── Provided data

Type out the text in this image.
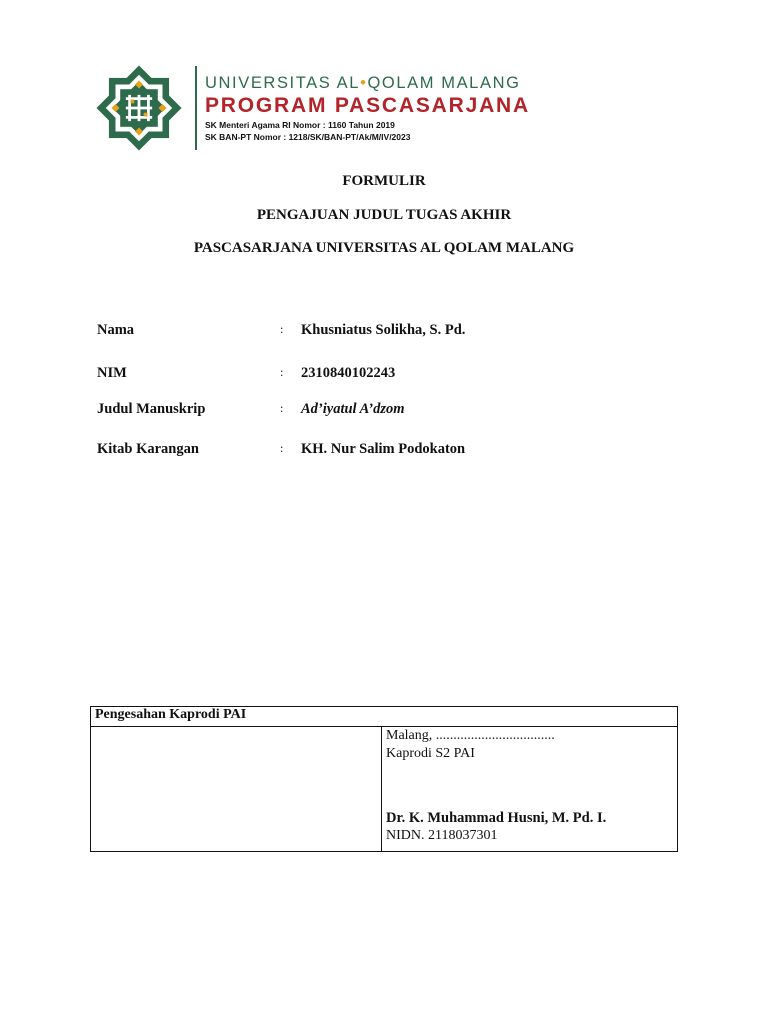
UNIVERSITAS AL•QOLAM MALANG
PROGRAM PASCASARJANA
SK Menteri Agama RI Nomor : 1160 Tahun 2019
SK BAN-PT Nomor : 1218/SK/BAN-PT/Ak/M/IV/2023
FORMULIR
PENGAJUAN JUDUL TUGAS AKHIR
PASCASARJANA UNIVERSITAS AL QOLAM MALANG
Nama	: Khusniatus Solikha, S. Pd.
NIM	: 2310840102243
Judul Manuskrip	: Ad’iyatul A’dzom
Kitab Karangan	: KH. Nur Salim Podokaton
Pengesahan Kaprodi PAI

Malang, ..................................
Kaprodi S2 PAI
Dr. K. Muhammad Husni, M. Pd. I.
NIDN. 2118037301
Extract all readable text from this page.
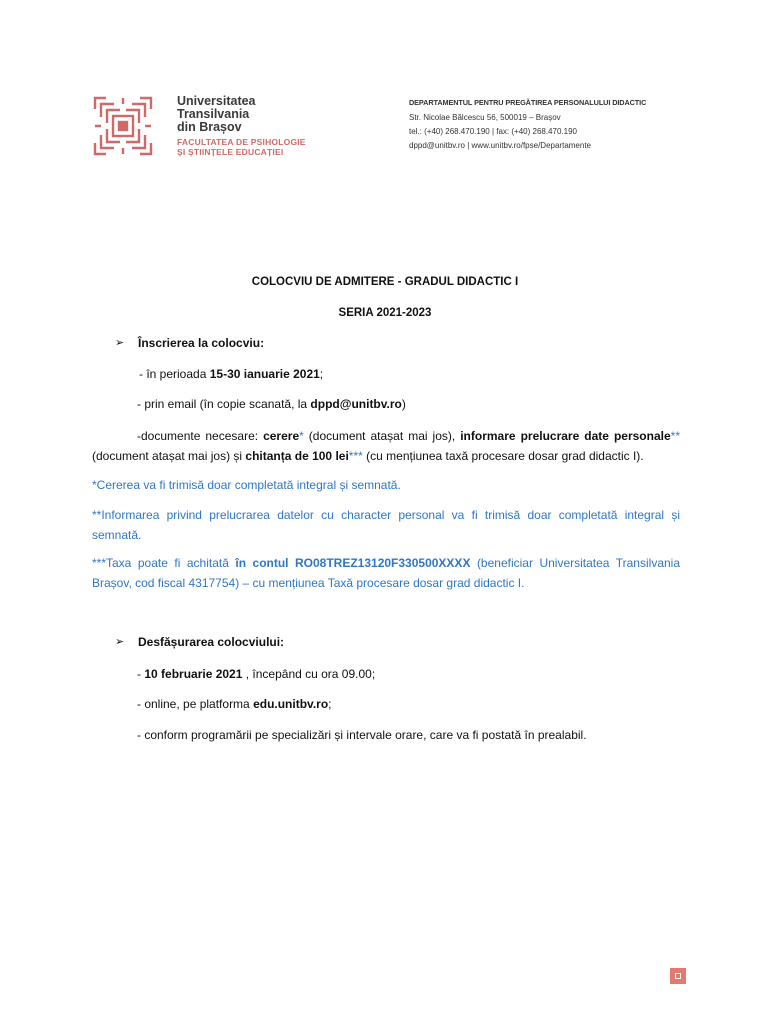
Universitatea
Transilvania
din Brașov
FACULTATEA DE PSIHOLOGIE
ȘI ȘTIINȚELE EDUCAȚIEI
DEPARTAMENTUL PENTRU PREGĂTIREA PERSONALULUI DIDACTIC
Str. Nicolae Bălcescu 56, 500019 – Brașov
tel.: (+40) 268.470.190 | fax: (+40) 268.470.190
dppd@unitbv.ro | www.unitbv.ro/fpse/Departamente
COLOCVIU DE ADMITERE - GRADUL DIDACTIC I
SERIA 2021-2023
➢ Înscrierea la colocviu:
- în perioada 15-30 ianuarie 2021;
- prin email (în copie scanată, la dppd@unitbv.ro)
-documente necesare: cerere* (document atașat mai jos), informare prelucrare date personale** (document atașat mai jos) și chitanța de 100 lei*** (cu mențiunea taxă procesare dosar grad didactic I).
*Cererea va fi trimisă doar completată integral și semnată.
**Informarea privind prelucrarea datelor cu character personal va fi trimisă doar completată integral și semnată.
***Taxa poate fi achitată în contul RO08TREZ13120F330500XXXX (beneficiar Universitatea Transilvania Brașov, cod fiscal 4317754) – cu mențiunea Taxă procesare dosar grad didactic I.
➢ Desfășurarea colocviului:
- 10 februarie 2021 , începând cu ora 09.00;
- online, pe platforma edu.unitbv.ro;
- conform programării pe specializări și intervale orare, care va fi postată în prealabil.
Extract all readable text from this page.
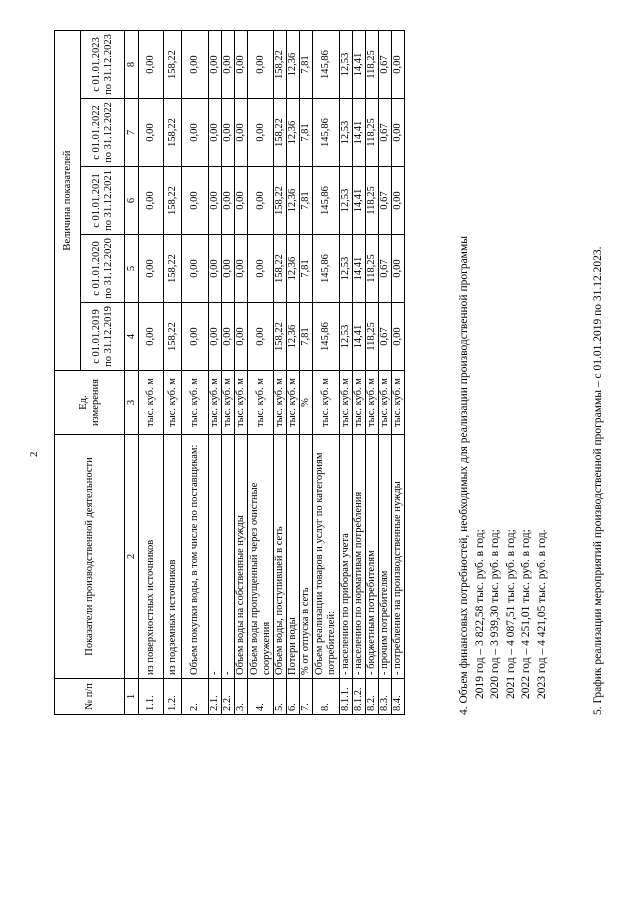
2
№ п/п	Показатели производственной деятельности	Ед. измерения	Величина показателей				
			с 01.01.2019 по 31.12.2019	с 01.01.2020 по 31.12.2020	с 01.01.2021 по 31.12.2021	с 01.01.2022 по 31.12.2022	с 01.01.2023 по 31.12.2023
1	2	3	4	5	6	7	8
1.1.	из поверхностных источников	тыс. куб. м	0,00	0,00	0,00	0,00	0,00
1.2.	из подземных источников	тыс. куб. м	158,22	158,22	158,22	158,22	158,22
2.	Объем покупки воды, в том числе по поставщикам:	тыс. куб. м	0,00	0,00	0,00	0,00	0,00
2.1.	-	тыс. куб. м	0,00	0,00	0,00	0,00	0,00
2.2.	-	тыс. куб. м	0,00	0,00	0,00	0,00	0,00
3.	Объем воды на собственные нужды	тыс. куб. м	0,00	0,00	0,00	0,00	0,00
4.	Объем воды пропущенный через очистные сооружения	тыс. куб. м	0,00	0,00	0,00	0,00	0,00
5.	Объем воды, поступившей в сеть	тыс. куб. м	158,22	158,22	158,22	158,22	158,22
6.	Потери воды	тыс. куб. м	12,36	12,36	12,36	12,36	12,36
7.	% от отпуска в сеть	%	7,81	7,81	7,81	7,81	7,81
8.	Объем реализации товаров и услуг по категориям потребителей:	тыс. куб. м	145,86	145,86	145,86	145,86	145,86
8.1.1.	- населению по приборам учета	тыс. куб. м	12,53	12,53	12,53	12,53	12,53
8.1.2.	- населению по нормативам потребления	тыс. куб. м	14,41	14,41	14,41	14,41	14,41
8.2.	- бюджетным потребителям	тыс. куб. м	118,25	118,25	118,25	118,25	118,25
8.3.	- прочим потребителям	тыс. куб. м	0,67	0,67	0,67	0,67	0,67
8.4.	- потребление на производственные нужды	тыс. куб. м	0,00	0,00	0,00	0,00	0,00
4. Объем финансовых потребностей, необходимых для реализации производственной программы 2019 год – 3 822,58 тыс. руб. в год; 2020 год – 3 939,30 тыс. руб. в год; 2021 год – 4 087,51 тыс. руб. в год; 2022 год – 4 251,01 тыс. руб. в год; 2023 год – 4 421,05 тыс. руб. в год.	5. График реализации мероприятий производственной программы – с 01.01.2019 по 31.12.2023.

────
── Provided data

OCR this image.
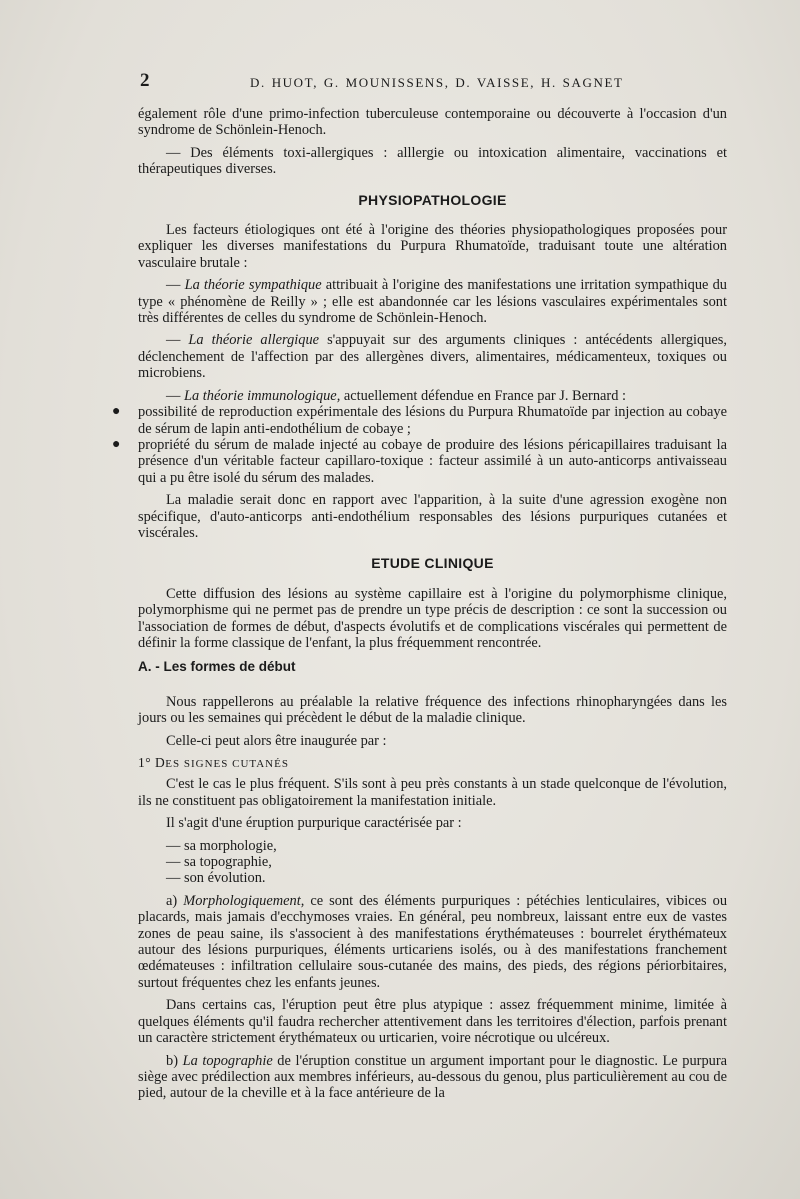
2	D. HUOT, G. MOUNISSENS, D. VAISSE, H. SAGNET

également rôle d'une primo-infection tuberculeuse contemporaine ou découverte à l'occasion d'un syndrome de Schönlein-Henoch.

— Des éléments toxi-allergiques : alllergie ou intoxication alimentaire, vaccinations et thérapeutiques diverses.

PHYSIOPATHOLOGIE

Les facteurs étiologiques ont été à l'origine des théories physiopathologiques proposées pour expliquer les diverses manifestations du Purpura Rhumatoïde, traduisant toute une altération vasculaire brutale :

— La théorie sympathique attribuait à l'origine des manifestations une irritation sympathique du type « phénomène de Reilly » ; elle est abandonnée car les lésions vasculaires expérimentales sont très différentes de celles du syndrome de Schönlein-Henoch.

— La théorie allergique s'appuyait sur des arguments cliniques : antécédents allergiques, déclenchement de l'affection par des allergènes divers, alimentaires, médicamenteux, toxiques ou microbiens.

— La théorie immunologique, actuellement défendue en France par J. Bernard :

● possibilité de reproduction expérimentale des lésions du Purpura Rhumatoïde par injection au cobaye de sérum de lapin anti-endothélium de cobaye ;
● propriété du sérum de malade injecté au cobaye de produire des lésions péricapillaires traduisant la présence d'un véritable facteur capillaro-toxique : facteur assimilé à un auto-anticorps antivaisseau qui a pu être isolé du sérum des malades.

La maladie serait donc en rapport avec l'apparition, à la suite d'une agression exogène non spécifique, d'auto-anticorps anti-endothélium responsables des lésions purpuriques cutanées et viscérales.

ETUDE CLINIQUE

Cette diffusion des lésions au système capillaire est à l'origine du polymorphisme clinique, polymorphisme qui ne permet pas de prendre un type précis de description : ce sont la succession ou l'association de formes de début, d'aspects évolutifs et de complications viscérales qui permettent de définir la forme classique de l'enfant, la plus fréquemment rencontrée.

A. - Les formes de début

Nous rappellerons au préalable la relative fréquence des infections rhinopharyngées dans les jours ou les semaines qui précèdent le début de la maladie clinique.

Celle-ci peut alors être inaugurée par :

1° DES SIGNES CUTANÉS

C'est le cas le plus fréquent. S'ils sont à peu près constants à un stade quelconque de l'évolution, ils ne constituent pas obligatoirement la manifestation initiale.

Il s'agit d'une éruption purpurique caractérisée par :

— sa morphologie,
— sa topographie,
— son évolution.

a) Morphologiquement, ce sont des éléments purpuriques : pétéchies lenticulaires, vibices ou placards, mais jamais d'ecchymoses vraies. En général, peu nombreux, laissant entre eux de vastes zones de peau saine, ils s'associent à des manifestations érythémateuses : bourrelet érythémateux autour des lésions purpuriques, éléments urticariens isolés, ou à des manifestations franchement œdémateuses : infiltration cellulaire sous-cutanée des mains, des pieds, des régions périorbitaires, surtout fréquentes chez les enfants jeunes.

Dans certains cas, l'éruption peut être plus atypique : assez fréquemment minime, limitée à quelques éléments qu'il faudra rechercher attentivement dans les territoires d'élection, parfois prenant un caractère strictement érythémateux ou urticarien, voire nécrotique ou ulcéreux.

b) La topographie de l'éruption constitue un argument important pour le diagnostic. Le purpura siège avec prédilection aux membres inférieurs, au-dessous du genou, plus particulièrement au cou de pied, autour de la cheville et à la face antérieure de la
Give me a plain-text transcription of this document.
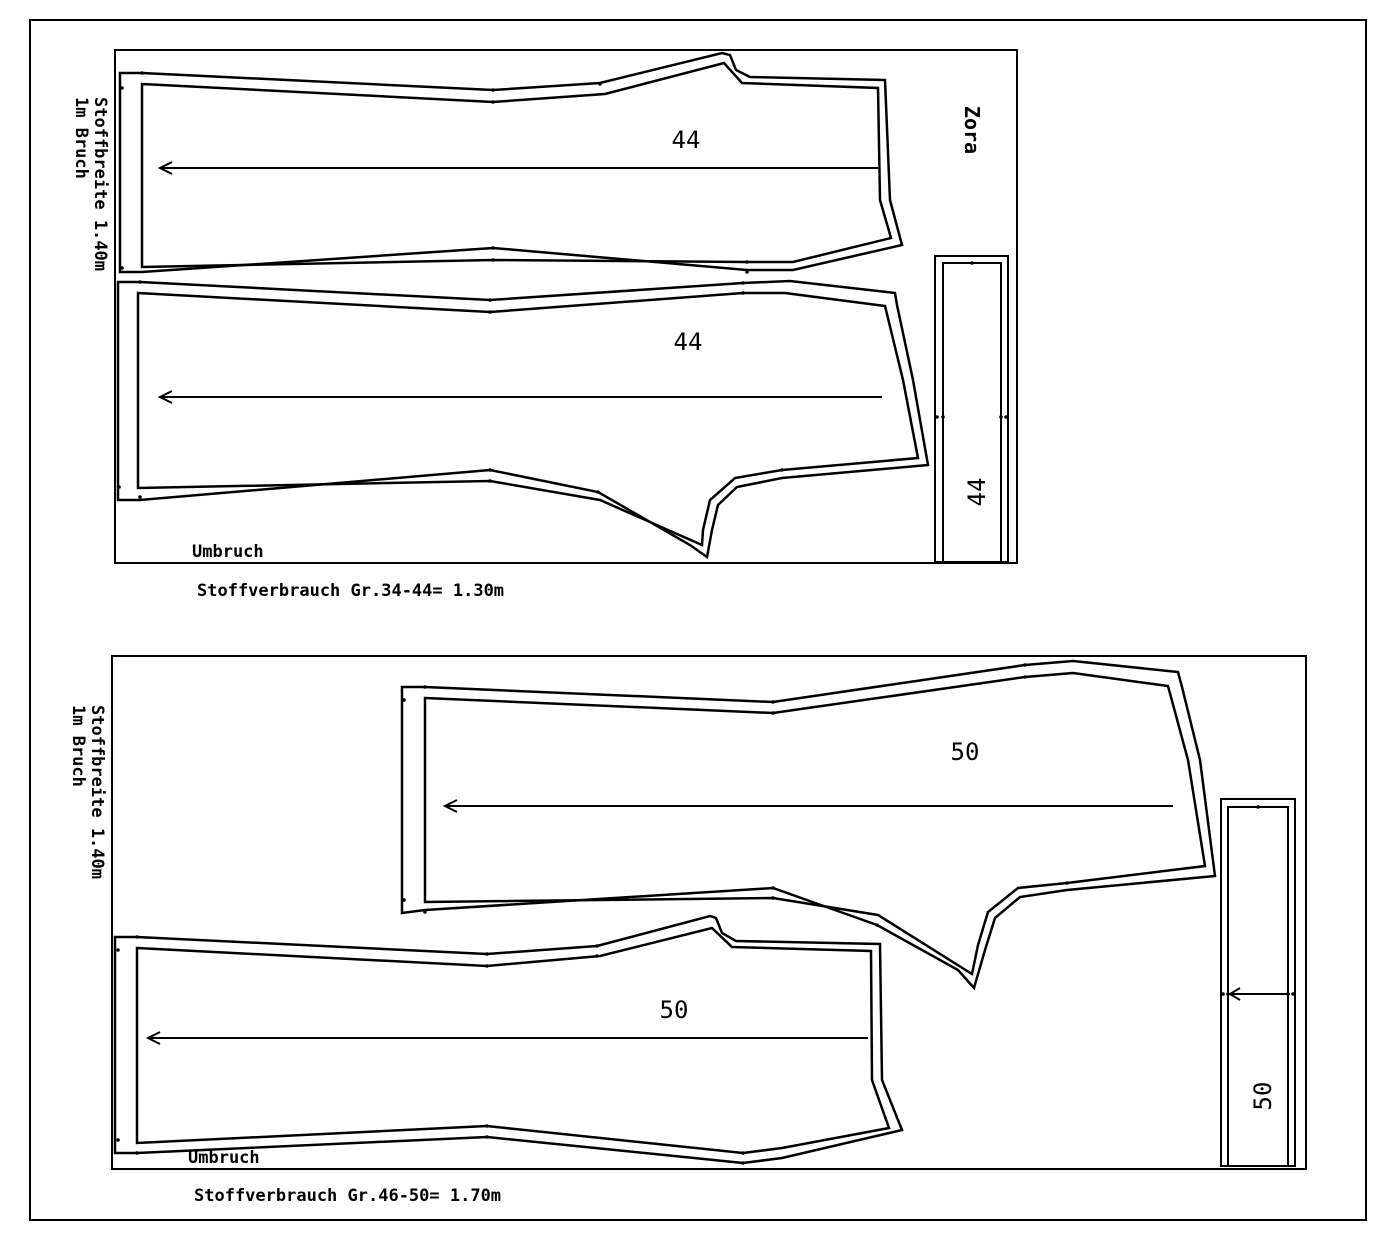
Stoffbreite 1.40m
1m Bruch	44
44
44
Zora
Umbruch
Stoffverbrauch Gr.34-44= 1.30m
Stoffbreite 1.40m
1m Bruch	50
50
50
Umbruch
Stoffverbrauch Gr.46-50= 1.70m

────

== What is asked ==
Identify which lines contain the word "Kaprodi" and copy each one.

== Finished task ==
Pengesahan Kaprodi PAI
Kaprodi S2 PAI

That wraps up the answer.